Task details: Omit the pictures, then write out every entry exactly as it reads.

Excerpted data:
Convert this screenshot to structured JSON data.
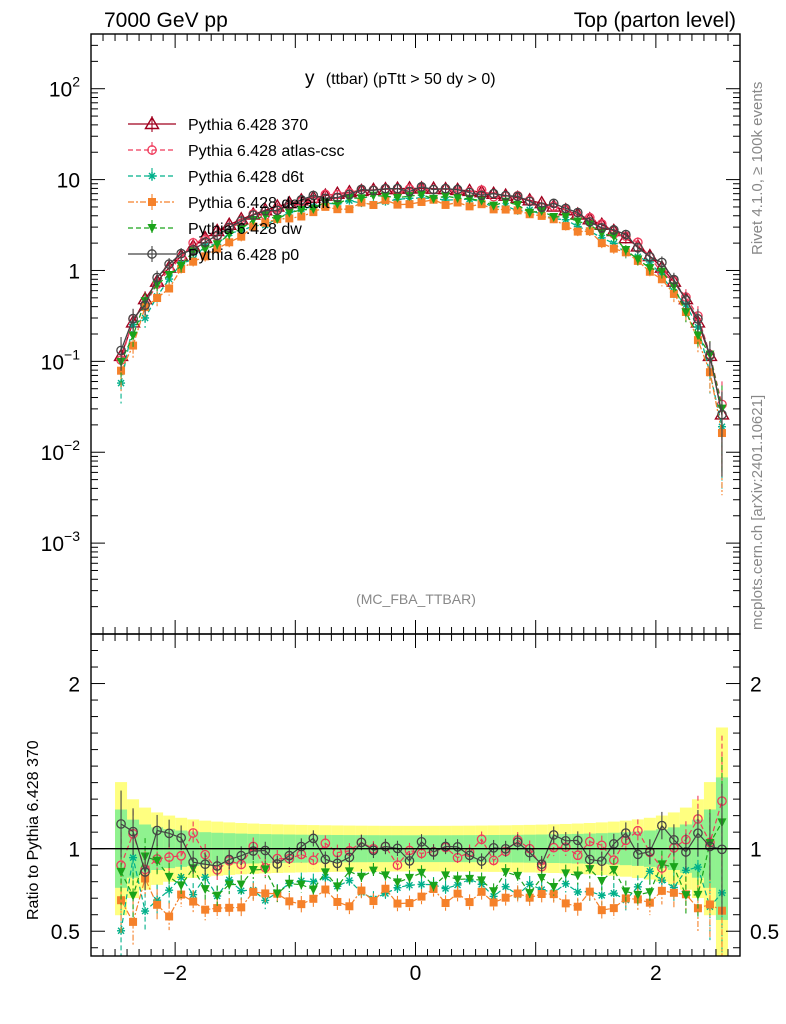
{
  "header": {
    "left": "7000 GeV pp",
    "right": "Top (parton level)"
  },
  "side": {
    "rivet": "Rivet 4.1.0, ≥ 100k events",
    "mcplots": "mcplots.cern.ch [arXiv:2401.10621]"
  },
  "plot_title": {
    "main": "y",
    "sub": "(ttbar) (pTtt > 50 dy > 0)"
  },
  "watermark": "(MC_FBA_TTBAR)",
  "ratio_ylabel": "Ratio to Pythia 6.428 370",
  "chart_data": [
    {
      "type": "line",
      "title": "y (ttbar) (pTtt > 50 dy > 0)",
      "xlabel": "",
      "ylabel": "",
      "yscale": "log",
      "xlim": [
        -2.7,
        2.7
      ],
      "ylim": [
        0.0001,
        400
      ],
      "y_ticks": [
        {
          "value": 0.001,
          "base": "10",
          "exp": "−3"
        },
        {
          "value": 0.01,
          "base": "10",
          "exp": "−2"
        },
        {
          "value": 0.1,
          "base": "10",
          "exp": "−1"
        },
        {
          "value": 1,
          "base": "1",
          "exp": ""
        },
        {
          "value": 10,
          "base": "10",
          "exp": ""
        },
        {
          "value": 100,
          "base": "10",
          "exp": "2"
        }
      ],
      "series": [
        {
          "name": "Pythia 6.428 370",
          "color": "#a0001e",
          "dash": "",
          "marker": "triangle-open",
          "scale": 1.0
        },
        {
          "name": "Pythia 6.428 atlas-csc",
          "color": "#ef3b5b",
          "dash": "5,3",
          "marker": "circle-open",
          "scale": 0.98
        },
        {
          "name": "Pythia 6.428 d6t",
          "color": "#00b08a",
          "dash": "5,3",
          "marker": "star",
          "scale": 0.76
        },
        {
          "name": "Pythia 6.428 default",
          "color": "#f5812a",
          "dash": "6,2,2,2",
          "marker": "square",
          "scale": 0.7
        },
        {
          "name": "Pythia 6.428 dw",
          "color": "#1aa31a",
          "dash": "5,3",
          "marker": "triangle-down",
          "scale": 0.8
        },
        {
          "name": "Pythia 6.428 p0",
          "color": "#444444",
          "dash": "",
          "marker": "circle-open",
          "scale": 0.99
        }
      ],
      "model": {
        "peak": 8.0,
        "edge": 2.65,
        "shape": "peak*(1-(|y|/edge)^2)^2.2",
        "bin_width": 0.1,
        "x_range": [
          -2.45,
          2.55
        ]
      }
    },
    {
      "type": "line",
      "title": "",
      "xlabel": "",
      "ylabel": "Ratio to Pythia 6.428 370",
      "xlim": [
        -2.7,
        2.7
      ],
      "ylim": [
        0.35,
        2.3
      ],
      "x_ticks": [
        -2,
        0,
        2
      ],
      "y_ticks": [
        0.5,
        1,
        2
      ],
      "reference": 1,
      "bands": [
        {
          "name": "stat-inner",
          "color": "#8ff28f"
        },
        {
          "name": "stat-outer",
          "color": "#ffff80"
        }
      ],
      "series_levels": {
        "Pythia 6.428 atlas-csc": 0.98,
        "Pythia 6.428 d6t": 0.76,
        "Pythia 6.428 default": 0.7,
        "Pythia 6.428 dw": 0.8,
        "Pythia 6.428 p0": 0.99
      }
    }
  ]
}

Solution to the problem:
Convert this screenshot to structured JSON data.
{
  "header": {
    "left": "7000 GeV pp",
    "right": "Top (parton level)"
  },
  "side": {
    "rivet": "Rivet 4.1.0, ≥ 100k events",
    "mcplots": "mcplots.cern.ch [arXiv:2401.10621]"
  },
  "plot_title": {
    "main": "y",
    "sub": "(ttbar) (pTtt > 50 dy > 0)"
  },
  "watermark": "(MC_FBA_TTBAR)",
  "ratio_ylabel": "Ratio to Pythia 6.428 370",
  "chart_data": [
    {
      "type": "line",
      "title": "y (ttbar) (pTtt > 50 dy > 0)",
      "xlabel": "",
      "ylabel": "",
      "yscale": "log",
      "xlim": [
        -2.7,
        2.7
      ],
      "ylim": [
        0.0001,
        400
      ],
      "y_ticks": [
        {
          "value": 0.001,
          "base": "10",
          "exp": "−3"
        },
        {
          "value": 0.01,
          "base": "10",
          "exp": "−2"
        },
        {
          "value": 0.1,
          "base": "10",
          "exp": "−1"
        },
        {
          "value": 1,
          "base": "1",
          "exp": ""
        },
        {
          "value": 10,
          "base": "10",
          "exp": ""
        },
        {
          "value": 100,
          "base": "10",
          "exp": "2"
        }
      ],
      "series": [
        {
          "name": "Pythia 6.428 370",
          "color": "#a0001e",
          "dash": "",
          "marker": "triangle-open",
          "scale": 1.0
        },
        {
          "name": "Pythia 6.428 atlas-csc",
          "color": "#ef3b5b",
          "dash": "5,3",
          "marker": "circle-open",
          "scale": 0.98
        },
        {
          "name": "Pythia 6.428 d6t",
          "color": "#00b08a",
          "dash": "5,3",
          "marker": "star",
          "scale": 0.76
        },
        {
          "name": "Pythia 6.428 default",
          "color": "#f5812a",
          "dash": "6,2,2,2",
          "marker": "square",
          "scale": 0.7
        },
        {
          "name": "Pythia 6.428 dw",
          "color": "#1aa31a",
          "dash": "5,3",
          "marker": "triangle-down",
          "scale": 0.8
        },
        {
          "name": "Pythia 6.428 p0",
          "color": "#444444",
          "dash": "",
          "marker": "circle-open",
          "scale": 0.99
        }
      ],
      "model": {
        "peak": 8.0,
        "edge": 2.65,
        "shape": "peak*(1-(|y|/edge)^2)^2.2",
        "bin_width": 0.1,
        "x_range": [
          -2.45,
          2.55
        ]
      }
    },
    {
      "type": "line",
      "title": "",
      "xlabel": "",
      "ylabel": "Ratio to Pythia 6.428 370",
      "xlim": [
        -2.7,
        2.7
      ],
      "ylim": [
        0.35,
        2.3
      ],
      "x_ticks": [
        -2,
        0,
        2
      ],
      "y_ticks": [
        0.5,
        1,
        2
      ],
      "reference": 1,
      "bands": [
        {
          "name": "stat-inner",
          "color": "#8ff28f"
        },
        {
          "name": "stat-outer",
          "color": "#ffff80"
        }
      ],
      "series_levels": {
        "Pythia 6.428 atlas-csc": 0.98,
        "Pythia 6.428 d6t": 0.76,
        "Pythia 6.428 default": 0.7,
        "Pythia 6.428 dw": 0.8,
        "Pythia 6.428 p0": 0.99
      }
    }
  ]
}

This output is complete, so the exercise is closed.